Given instruction:
Each line that holds the word "size" is to be identified and copied.

☆ ☆ ☆

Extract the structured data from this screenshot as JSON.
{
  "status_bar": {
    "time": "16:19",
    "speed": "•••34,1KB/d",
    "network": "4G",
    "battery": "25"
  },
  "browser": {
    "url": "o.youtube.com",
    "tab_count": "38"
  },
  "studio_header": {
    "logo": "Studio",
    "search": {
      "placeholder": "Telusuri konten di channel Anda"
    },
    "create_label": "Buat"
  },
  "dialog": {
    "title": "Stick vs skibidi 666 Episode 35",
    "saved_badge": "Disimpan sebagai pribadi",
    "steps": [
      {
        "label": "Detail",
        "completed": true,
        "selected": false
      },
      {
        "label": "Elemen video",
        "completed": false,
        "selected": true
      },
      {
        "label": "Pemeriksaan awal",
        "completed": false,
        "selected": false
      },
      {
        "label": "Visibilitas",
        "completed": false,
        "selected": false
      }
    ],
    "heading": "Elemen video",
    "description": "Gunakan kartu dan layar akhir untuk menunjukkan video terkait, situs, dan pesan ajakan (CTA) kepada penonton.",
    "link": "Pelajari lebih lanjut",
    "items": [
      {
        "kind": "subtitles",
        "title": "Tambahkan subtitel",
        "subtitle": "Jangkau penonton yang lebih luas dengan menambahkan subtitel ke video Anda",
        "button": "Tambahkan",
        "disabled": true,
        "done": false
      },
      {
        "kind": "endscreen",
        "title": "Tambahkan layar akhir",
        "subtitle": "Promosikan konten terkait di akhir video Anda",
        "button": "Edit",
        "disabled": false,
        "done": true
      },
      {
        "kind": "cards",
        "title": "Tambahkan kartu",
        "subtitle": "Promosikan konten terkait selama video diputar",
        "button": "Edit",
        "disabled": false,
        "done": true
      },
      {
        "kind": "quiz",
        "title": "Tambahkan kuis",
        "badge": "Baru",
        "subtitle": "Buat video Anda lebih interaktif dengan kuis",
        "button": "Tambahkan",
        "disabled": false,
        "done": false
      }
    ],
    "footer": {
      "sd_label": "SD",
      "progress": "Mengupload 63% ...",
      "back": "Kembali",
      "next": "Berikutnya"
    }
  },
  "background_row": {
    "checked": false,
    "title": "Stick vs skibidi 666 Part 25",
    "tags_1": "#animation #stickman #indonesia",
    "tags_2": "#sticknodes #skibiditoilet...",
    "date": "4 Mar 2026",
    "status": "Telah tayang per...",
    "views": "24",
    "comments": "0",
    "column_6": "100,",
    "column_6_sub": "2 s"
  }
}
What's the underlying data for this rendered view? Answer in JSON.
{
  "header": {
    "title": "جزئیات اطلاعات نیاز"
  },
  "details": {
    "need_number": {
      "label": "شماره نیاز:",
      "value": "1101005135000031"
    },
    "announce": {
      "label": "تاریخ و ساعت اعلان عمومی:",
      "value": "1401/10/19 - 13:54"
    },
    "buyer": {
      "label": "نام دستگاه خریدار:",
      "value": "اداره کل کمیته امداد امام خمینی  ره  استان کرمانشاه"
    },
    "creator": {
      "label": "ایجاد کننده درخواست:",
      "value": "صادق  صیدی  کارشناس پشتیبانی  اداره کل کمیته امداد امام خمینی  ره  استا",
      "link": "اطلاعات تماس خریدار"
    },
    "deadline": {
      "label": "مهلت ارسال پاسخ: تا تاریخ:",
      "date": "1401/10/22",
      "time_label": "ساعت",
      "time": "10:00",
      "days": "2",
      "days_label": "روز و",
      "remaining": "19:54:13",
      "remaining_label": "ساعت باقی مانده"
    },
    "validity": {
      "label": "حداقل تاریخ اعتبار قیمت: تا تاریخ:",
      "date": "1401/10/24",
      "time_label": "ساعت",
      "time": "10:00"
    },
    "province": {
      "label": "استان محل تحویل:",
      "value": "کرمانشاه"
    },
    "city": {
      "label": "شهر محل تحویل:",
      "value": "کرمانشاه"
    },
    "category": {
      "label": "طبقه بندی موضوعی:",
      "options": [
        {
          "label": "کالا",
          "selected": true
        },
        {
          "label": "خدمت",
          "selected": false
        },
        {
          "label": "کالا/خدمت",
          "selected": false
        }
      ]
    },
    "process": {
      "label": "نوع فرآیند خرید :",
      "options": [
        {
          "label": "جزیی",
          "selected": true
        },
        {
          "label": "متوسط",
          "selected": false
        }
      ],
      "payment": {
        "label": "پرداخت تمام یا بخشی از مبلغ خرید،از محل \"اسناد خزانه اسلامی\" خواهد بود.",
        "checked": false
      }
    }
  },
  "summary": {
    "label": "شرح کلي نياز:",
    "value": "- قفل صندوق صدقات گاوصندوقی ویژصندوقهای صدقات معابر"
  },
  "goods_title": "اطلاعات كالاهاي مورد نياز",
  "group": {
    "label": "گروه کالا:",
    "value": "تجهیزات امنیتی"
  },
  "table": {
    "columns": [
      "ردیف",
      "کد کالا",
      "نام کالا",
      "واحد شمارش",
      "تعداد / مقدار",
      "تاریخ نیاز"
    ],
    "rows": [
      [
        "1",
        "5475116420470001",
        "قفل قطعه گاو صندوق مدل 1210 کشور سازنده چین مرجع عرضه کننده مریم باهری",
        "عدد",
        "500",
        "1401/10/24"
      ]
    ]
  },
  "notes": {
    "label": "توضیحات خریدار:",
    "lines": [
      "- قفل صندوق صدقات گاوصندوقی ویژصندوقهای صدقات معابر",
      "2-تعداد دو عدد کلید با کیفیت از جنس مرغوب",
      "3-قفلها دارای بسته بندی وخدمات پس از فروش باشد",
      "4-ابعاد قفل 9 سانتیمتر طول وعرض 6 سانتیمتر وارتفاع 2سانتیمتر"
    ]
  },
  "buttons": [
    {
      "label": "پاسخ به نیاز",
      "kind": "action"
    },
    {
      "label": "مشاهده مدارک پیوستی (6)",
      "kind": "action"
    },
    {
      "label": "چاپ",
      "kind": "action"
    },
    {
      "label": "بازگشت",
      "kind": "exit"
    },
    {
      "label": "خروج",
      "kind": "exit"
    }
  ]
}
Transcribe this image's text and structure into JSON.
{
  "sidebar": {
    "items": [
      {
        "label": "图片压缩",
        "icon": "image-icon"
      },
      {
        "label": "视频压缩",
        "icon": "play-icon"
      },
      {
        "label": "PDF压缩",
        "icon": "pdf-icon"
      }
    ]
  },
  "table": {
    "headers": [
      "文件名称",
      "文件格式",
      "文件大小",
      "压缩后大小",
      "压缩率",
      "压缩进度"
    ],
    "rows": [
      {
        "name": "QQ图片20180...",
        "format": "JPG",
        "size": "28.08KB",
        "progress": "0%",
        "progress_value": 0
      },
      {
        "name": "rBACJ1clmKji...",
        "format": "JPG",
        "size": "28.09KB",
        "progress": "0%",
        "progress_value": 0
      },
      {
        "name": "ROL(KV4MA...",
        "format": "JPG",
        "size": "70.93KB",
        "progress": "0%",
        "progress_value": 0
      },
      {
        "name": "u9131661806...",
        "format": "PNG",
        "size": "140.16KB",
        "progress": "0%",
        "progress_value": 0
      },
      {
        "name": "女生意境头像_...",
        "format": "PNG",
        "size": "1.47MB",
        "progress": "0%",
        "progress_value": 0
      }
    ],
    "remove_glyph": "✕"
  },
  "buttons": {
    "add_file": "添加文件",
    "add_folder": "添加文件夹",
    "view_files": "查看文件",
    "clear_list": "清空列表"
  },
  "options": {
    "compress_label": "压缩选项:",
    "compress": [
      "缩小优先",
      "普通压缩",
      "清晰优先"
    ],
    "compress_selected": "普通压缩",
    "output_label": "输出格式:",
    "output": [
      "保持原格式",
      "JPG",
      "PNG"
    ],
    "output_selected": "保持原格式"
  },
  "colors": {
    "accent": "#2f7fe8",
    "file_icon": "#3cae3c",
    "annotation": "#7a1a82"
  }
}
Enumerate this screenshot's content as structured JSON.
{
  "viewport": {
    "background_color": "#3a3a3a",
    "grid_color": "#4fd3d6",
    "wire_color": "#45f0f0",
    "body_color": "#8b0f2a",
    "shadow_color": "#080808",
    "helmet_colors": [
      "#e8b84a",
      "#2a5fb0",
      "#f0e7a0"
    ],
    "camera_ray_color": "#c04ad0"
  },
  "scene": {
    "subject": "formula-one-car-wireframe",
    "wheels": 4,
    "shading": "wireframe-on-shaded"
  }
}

☆ ☆ ☆

Reply to the task:
        "size": "28.08KB",
        "size": "28.09KB",
        "size": "70.93KB",
        "size": "140.16KB",
        "size": "1.47MB",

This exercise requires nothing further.